— start —
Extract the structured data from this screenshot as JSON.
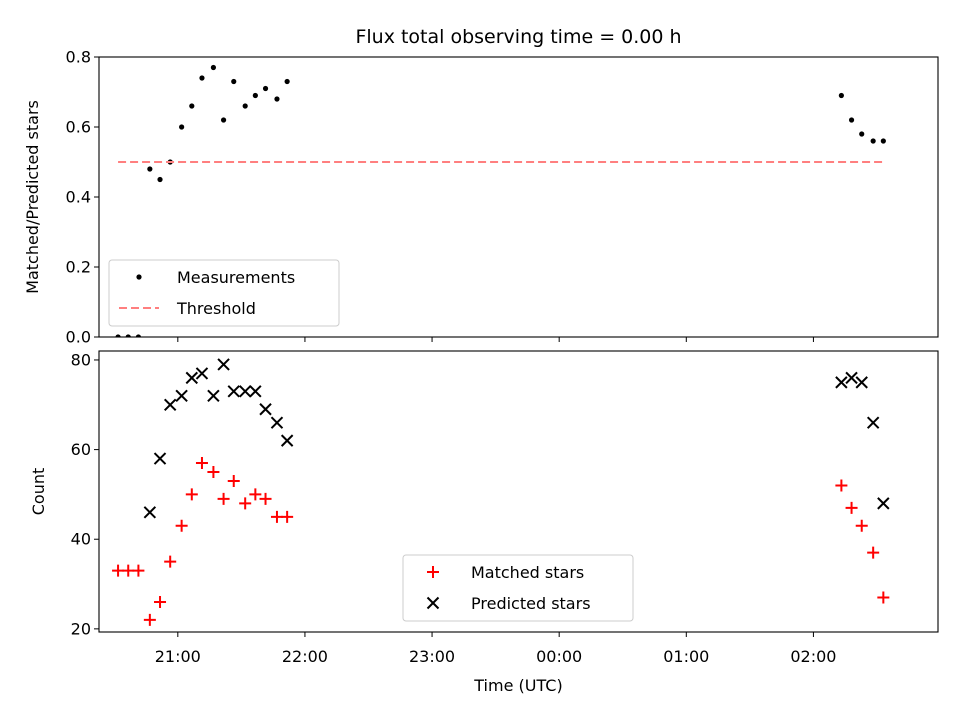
{
  "chart_data": {
    "title": "Flux total observing time = 0.00 h",
    "x_axis": {
      "label": "Time (UTC)",
      "unit": "hours after 21:00 UTC",
      "range": [
        -0.62,
        5.98
      ],
      "ticks": [
        {
          "value": 0,
          "label": "21:00"
        },
        {
          "value": 1,
          "label": "22:00"
        },
        {
          "value": 2,
          "label": "23:00"
        },
        {
          "value": 3,
          "label": "00:00"
        },
        {
          "value": 4,
          "label": "01:00"
        },
        {
          "value": 5,
          "label": "02:00"
        }
      ]
    },
    "panels": [
      {
        "type": "scatter",
        "ylabel": "Matched/Predicted stars",
        "ylim": [
          0,
          0.8
        ],
        "yticks": [
          "0.0",
          "0.2",
          "0.4",
          "0.6",
          "0.8"
        ],
        "yticks_values": [
          0,
          0.2,
          0.4,
          0.6,
          0.8
        ],
        "legend_location": "lower-left",
        "series": [
          {
            "name": "Measurements",
            "kind": "dot",
            "color": "#000000",
            "x": [
              -0.47,
              -0.39,
              -0.31,
              -0.22,
              -0.14,
              -0.06,
              0.03,
              0.11,
              0.19,
              0.28,
              0.36,
              0.44,
              0.53,
              0.61,
              0.69,
              0.78,
              0.86,
              5.22,
              5.3,
              5.38,
              5.47,
              5.55
            ],
            "y": [
              0.0,
              0.0,
              0.0,
              0.48,
              0.45,
              0.5,
              0.6,
              0.66,
              0.74,
              0.77,
              0.62,
              0.73,
              0.66,
              0.69,
              0.71,
              0.68,
              0.73,
              0.69,
              0.62,
              0.58,
              0.56,
              0.56
            ]
          },
          {
            "name": "Threshold",
            "kind": "dashed-line",
            "color": "#ff7f7f",
            "x": [
              -0.47,
              5.55
            ],
            "y": [
              0.5,
              0.5
            ]
          }
        ]
      },
      {
        "type": "scatter",
        "ylabel": "Count",
        "ylim": [
          19.3,
          82.0
        ],
        "yticks": [
          "20",
          "40",
          "60",
          "80"
        ],
        "yticks_values": [
          20,
          40,
          60,
          80
        ],
        "legend_location": "lower-center",
        "series": [
          {
            "name": "Matched stars",
            "kind": "plus",
            "color": "#ff0000",
            "x": [
              -0.47,
              -0.39,
              -0.31,
              -0.22,
              -0.14,
              -0.06,
              0.03,
              0.11,
              0.19,
              0.28,
              0.36,
              0.44,
              0.53,
              0.61,
              0.69,
              0.78,
              0.86,
              5.22,
              5.3,
              5.38,
              5.47,
              5.55
            ],
            "y": [
              33,
              33,
              33,
              22,
              26,
              35,
              43,
              50,
              57,
              55,
              49,
              53,
              48,
              50,
              49,
              45,
              45,
              52,
              47,
              43,
              37,
              27
            ]
          },
          {
            "name": "Predicted stars",
            "kind": "cross",
            "color": "#000000",
            "x": [
              -0.22,
              -0.14,
              -0.06,
              0.03,
              0.11,
              0.19,
              0.28,
              0.36,
              0.44,
              0.53,
              0.61,
              0.69,
              0.78,
              0.86,
              5.22,
              5.3,
              5.38,
              5.47,
              5.55
            ],
            "y": [
              46,
              58,
              70,
              72,
              76,
              77,
              72,
              79,
              73,
              73,
              73,
              69,
              66,
              62,
              75,
              76,
              75,
              66,
              48
            ]
          }
        ]
      }
    ]
  }
}
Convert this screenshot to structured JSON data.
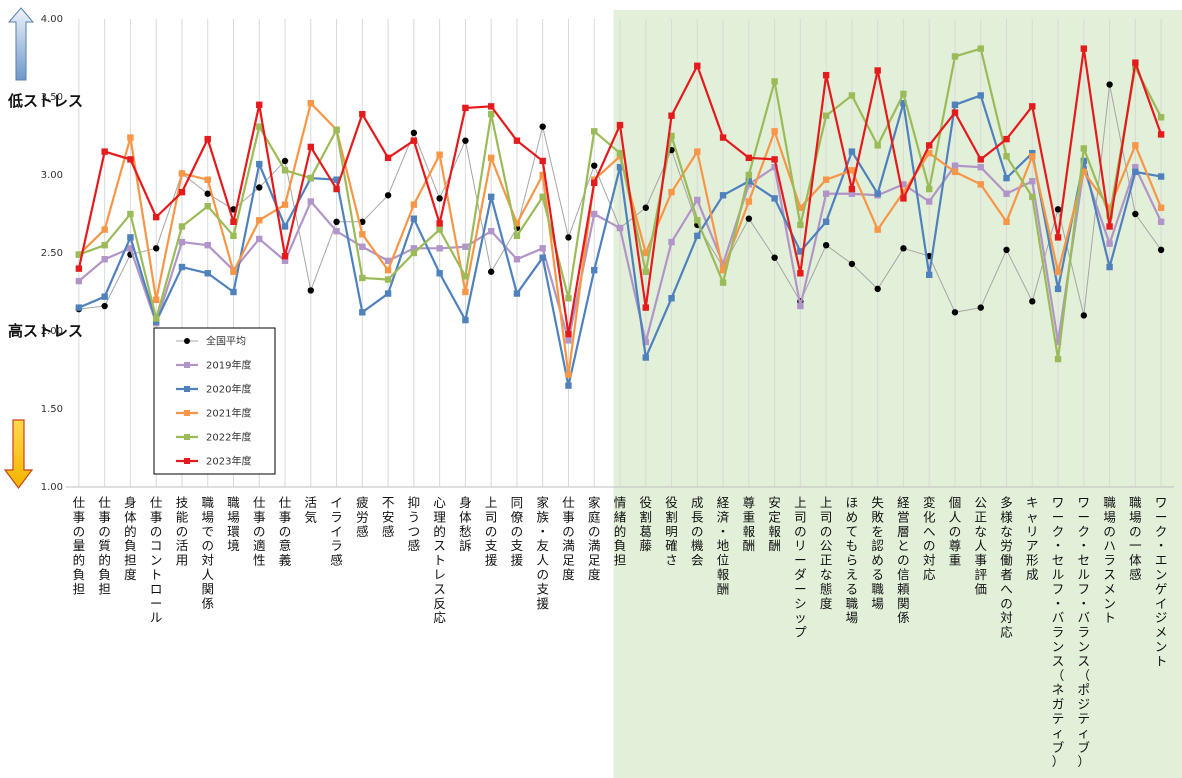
{
  "side_labels": {
    "top": "低ストレス",
    "bottom": "高ストレス"
  },
  "chart_data": {
    "type": "line",
    "ylim": [
      1.0,
      4.0
    ],
    "yticks": [
      "1.00",
      "1.50",
      "2.00",
      "2.50",
      "3.00",
      "3.50",
      "4.00"
    ],
    "categories": [
      "仕事の量的負担",
      "仕事の質的負担",
      "身体的負担度",
      "仕事のコントロール",
      "技能の活用",
      "職場での対人関係",
      "職場環境",
      "仕事の適性",
      "仕事の意義",
      "活気",
      "イライラ感",
      "疲労感",
      "不安感",
      "抑うつ感",
      "心理的ストレス反応",
      "身体愁訴",
      "上司の支援",
      "同僚の支援",
      "家族・友人の支援",
      "仕事の満足度",
      "家庭の満足度",
      "情緒的負担",
      "役割葛藤",
      "役割明確さ",
      "成長の機会",
      "経済・地位報酬",
      "尊重報酬",
      "安定報酬",
      "上司のリーダーシップ",
      "上司の公正な態度",
      "ほめてもらえる職場",
      "失敗を認める職場",
      "経営層との信頼関係",
      "変化への対応",
      "個人の尊重",
      "公正な人事評価",
      "多様な労働者への対応",
      "キャリア形成",
      "ワーク・セルフ・バランス（ネガティブ）",
      "ワーク・セルフ・バランス（ポジティブ）",
      "職場のハラスメント",
      "職場の一体感",
      "ワーク・エンゲイジメント"
    ],
    "highlight_from_category": "情緒的負担",
    "highlight_color": "#e2efd9",
    "series": [
      {
        "name": "全国平均",
        "color": "#000000",
        "line_color": "#a6a6a6",
        "marker": "circle",
        "values": [
          2.14,
          2.16,
          2.49,
          2.53,
          3.01,
          2.88,
          2.78,
          2.92,
          3.09,
          2.26,
          2.7,
          2.7,
          2.87,
          3.27,
          2.85,
          3.22,
          2.38,
          2.66,
          3.31,
          2.6,
          3.06,
          2.66,
          2.79,
          3.16,
          2.68,
          2.41,
          2.72,
          2.47,
          2.19,
          2.55,
          2.43,
          2.27,
          2.53,
          2.48,
          2.12,
          2.15,
          2.52,
          2.19,
          2.78,
          2.1,
          3.58,
          2.75,
          2.52
        ]
      },
      {
        "name": "2019年度",
        "color": "#b295c8",
        "marker": "square",
        "values": [
          2.32,
          2.46,
          2.53,
          2.05,
          2.57,
          2.55,
          2.39,
          2.59,
          2.45,
          2.83,
          2.64,
          2.54,
          2.45,
          2.53,
          2.53,
          2.54,
          2.64,
          2.46,
          2.53,
          1.94,
          2.75,
          2.66,
          1.93,
          2.57,
          2.84,
          2.43,
          2.94,
          3.05,
          2.16,
          2.88,
          2.88,
          2.87,
          2.94,
          2.83,
          3.06,
          3.05,
          2.88,
          2.96,
          1.93,
          3.04,
          2.56,
          3.05,
          2.7
        ]
      },
      {
        "name": "2020年度",
        "color": "#4f81bd",
        "marker": "square",
        "values": [
          2.15,
          2.22,
          2.6,
          2.06,
          2.41,
          2.37,
          2.25,
          3.07,
          2.67,
          2.98,
          2.97,
          2.12,
          2.24,
          2.72,
          2.37,
          2.07,
          2.86,
          2.24,
          2.47,
          1.65,
          2.39,
          3.05,
          1.83,
          2.21,
          2.61,
          2.87,
          2.96,
          2.85,
          2.51,
          2.7,
          3.15,
          2.88,
          3.46,
          2.36,
          3.45,
          3.51,
          2.98,
          3.14,
          2.27,
          3.09,
          2.41,
          3.02,
          2.99
        ]
      },
      {
        "name": "2021年度",
        "color": "#f79646",
        "marker": "square",
        "values": [
          2.49,
          2.65,
          3.24,
          2.2,
          3.01,
          2.97,
          2.38,
          2.71,
          2.81,
          3.46,
          3.29,
          2.62,
          2.39,
          2.81,
          3.13,
          2.25,
          3.11,
          2.69,
          3.0,
          1.72,
          2.97,
          3.12,
          2.5,
          2.89,
          3.15,
          2.39,
          2.83,
          3.28,
          2.79,
          2.97,
          3.03,
          2.65,
          2.89,
          3.14,
          3.02,
          2.94,
          2.7,
          3.12,
          2.38,
          3.02,
          2.79,
          3.19,
          2.79
        ]
      },
      {
        "name": "2022年度",
        "color": "#9bbb59",
        "marker": "square",
        "values": [
          2.49,
          2.55,
          2.75,
          2.08,
          2.67,
          2.8,
          2.61,
          3.31,
          3.03,
          2.98,
          3.29,
          2.34,
          2.33,
          2.5,
          2.65,
          2.35,
          3.39,
          2.61,
          2.86,
          2.21,
          3.28,
          3.14,
          2.38,
          3.25,
          2.71,
          2.31,
          3.0,
          3.6,
          2.68,
          3.38,
          3.51,
          3.19,
          3.52,
          2.91,
          3.76,
          3.81,
          3.12,
          2.86,
          1.82,
          3.17,
          2.74,
          3.69,
          3.37
        ]
      },
      {
        "name": "2023年度",
        "color": "#e41a1c",
        "marker": "square",
        "values": [
          2.4,
          3.15,
          3.1,
          2.73,
          2.89,
          3.23,
          2.7,
          3.45,
          2.48,
          3.18,
          2.91,
          3.39,
          3.11,
          3.22,
          2.69,
          3.43,
          3.44,
          3.22,
          3.09,
          1.98,
          2.95,
          3.32,
          2.15,
          3.38,
          3.7,
          3.24,
          3.11,
          3.1,
          2.37,
          3.64,
          2.91,
          3.67,
          2.85,
          3.19,
          3.4,
          3.1,
          3.23,
          3.44,
          2.6,
          3.81,
          2.67,
          3.72,
          3.26
        ]
      }
    ]
  }
}
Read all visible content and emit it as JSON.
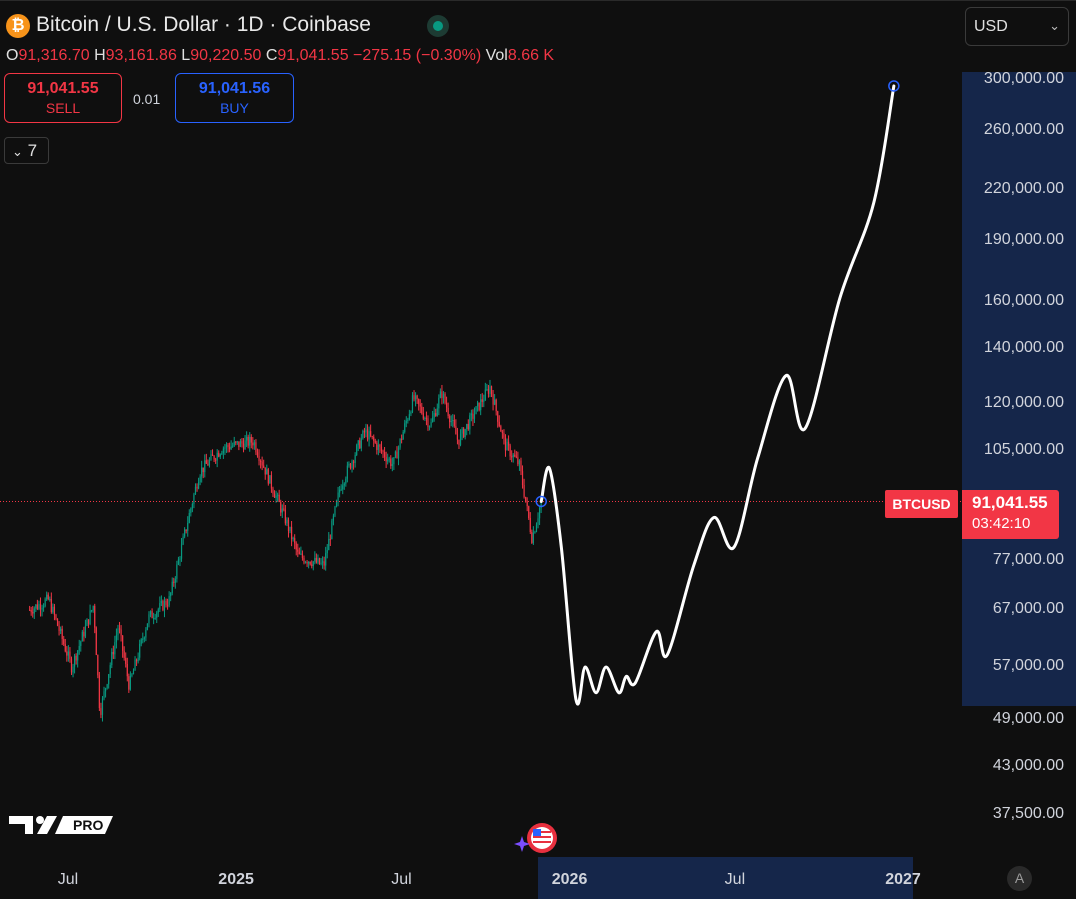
{
  "header": {
    "symbol_icon": "bitcoin-icon",
    "title": "Bitcoin / U.S. Dollar · 1D · Coinbase",
    "ohlc": {
      "o_label": "O",
      "o_value": "91,316.70",
      "h_label": "H",
      "h_value": "93,161.86",
      "l_label": "L",
      "l_value": "90,220.50",
      "c_label": "C",
      "c_value": "91,041.55",
      "change": "−275.15 (−0.30%)",
      "vol_label": "Vol",
      "vol_value": "8.66 K"
    },
    "currency": "USD"
  },
  "trade": {
    "sell_price": "91,041.55",
    "sell_label": "SELL",
    "spread": "0.01",
    "buy_price": "91,041.56",
    "buy_label": "BUY"
  },
  "indicators_collapse": {
    "count": "7"
  },
  "price_axis": {
    "ticks": [
      "300,000.00",
      "260,000.00",
      "220,000.00",
      "190,000.00",
      "160,000.00",
      "140,000.00",
      "120,000.00",
      "105,000.00",
      "77,000.00",
      "67,000.00",
      "57,000.00",
      "49,000.00",
      "43,000.00",
      "37,500.00"
    ]
  },
  "last_price": {
    "symbol": "BTCUSD",
    "price": "91,041.55",
    "countdown": "03:42:10"
  },
  "time_axis": {
    "ticks": [
      "Jul",
      "2025",
      "Jul",
      "2026",
      "Jul",
      "2027"
    ]
  },
  "logo": {
    "badge": "PRO"
  },
  "auto_scale": "A",
  "colors": {
    "up": "#089981",
    "down": "#f23645",
    "accent": "#2962ff",
    "drawing": "#ffffff"
  },
  "chart_data": {
    "type": "candlestick",
    "scale": "log",
    "symbol": "BTCUSD",
    "ylim": [
      34000,
      330000
    ],
    "price_samples": [
      {
        "date": "2024-05-20",
        "value": 67000
      },
      {
        "date": "2024-06-10",
        "value": 69000
      },
      {
        "date": "2024-07-05",
        "value": 57000
      },
      {
        "date": "2024-07-29",
        "value": 68000
      },
      {
        "date": "2024-08-05",
        "value": 50000
      },
      {
        "date": "2024-08-25",
        "value": 64000
      },
      {
        "date": "2024-09-06",
        "value": 54000
      },
      {
        "date": "2024-09-27",
        "value": 65500
      },
      {
        "date": "2024-10-20",
        "value": 69000
      },
      {
        "date": "2024-11-11",
        "value": 88000
      },
      {
        "date": "2024-11-22",
        "value": 99000
      },
      {
        "date": "2024-12-17",
        "value": 106000
      },
      {
        "date": "2025-01-20",
        "value": 108000
      },
      {
        "date": "2025-02-25",
        "value": 86000
      },
      {
        "date": "2025-03-10",
        "value": 78000
      },
      {
        "date": "2025-04-07",
        "value": 76000
      },
      {
        "date": "2025-04-25",
        "value": 95000
      },
      {
        "date": "2025-05-22",
        "value": 111000
      },
      {
        "date": "2025-06-22",
        "value": 101000
      },
      {
        "date": "2025-07-14",
        "value": 122000
      },
      {
        "date": "2025-08-02",
        "value": 113000
      },
      {
        "date": "2025-08-14",
        "value": 124000
      },
      {
        "date": "2025-09-01",
        "value": 108000
      },
      {
        "date": "2025-10-06",
        "value": 126000
      },
      {
        "date": "2025-10-22",
        "value": 107000
      },
      {
        "date": "2025-11-07",
        "value": 101000
      },
      {
        "date": "2025-11-21",
        "value": 82000
      },
      {
        "date": "2025-12-01",
        "value": 91041.55
      }
    ],
    "projection": [
      {
        "date": "2025-12-01",
        "value": 91041.55
      },
      {
        "date": "2025-12-10",
        "value": 100000
      },
      {
        "date": "2025-12-23",
        "value": 80000
      },
      {
        "date": "2026-01-08",
        "value": 52000
      },
      {
        "date": "2026-01-18",
        "value": 57000
      },
      {
        "date": "2026-01-30",
        "value": 53000
      },
      {
        "date": "2026-02-10",
        "value": 57000
      },
      {
        "date": "2026-02-24",
        "value": 53000
      },
      {
        "date": "2026-03-04",
        "value": 55500
      },
      {
        "date": "2026-03-14",
        "value": 54500
      },
      {
        "date": "2026-04-06",
        "value": 63000
      },
      {
        "date": "2026-04-18",
        "value": 59000
      },
      {
        "date": "2026-05-17",
        "value": 76000
      },
      {
        "date": "2026-06-08",
        "value": 87000
      },
      {
        "date": "2026-06-30",
        "value": 80000
      },
      {
        "date": "2026-07-26",
        "value": 103000
      },
      {
        "date": "2026-08-26",
        "value": 130000
      },
      {
        "date": "2026-09-16",
        "value": 112000
      },
      {
        "date": "2026-10-24",
        "value": 162000
      },
      {
        "date": "2026-11-30",
        "value": 212000
      },
      {
        "date": "2026-12-22",
        "value": 295000
      }
    ]
  }
}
— end —
Collect each line of the entries that has the word "title", copying it in full.

    "title": "Flux total observing time = 0.00 h",
    "title": "Bitcoin / U.S. Dollar · 1D · Coinbase",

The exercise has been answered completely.